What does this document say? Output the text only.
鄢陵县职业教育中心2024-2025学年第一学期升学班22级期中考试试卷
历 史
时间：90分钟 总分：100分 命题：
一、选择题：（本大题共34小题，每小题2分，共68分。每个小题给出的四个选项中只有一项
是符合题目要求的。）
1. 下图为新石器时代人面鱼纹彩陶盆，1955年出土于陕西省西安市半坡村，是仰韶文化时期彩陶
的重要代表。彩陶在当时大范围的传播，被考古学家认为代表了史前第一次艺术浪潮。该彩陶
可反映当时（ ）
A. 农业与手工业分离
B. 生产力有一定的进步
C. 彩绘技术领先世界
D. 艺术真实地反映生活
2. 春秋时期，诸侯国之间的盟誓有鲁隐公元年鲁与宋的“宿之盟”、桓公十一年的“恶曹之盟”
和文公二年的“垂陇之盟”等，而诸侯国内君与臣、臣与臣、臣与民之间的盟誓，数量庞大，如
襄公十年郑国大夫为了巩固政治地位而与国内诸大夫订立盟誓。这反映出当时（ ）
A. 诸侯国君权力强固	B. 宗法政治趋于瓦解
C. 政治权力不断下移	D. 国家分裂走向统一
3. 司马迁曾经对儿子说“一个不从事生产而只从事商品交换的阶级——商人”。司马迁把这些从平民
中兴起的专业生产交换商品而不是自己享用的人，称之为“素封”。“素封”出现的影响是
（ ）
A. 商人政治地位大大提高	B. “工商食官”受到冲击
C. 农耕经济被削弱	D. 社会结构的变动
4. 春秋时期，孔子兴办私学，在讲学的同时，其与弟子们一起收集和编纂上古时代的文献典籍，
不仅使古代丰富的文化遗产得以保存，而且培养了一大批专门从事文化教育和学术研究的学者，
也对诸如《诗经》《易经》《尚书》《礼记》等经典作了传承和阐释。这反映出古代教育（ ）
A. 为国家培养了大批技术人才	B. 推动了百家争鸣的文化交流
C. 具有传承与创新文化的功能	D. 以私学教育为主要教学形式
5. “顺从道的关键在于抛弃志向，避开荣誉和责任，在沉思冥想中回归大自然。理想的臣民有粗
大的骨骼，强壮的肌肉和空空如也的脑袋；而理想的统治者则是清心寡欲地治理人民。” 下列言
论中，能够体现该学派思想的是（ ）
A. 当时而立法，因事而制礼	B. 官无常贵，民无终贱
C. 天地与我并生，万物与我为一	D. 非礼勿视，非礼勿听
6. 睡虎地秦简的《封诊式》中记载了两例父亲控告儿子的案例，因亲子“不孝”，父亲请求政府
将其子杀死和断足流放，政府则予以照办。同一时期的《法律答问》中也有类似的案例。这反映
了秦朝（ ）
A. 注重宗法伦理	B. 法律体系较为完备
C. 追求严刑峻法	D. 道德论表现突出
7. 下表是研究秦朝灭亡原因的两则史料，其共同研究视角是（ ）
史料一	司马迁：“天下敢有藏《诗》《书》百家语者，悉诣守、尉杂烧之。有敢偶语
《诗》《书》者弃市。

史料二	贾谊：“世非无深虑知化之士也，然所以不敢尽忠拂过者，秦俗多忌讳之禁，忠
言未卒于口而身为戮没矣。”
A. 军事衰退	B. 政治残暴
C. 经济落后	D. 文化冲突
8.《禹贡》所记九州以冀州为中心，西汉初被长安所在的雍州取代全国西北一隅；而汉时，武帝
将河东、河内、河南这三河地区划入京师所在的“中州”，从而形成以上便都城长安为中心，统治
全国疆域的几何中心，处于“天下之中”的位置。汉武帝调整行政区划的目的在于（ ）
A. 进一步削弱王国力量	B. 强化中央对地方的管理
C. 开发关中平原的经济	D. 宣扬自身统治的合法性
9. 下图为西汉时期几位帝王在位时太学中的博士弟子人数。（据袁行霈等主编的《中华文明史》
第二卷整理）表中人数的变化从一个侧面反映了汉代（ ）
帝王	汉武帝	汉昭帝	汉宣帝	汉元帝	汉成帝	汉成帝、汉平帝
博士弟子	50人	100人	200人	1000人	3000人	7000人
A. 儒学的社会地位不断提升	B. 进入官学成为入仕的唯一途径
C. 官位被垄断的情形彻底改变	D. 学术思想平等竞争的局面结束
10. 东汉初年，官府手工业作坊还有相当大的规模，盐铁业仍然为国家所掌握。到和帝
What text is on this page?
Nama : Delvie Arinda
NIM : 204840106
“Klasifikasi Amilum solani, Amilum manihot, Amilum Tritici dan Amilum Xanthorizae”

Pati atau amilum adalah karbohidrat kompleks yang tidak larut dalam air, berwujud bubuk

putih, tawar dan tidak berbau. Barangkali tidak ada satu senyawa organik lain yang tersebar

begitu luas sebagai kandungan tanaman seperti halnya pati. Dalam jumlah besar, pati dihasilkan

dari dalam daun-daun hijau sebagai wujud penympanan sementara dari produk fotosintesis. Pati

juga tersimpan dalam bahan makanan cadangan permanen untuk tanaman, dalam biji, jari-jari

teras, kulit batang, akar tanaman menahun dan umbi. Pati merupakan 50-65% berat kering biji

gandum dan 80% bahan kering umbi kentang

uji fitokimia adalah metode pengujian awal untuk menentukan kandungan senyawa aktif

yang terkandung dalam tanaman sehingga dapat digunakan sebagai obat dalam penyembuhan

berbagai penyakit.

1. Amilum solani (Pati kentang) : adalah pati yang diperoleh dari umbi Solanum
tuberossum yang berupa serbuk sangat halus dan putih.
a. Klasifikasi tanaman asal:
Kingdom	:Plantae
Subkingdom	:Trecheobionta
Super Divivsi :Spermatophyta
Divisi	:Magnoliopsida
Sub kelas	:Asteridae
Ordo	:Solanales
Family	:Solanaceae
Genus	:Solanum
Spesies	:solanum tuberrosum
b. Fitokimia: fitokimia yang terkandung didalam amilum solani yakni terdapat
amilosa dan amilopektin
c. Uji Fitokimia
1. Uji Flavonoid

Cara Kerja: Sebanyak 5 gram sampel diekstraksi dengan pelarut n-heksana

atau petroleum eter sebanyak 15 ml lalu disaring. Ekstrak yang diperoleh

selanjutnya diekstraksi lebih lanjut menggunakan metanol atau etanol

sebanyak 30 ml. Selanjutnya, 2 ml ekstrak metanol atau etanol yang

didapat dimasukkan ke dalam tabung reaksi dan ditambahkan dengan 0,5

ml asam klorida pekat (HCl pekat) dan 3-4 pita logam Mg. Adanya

******************************

Exercise requirements>
Lines in the records that hold the word "putih" are to be counted; give only the total.

Full response>
2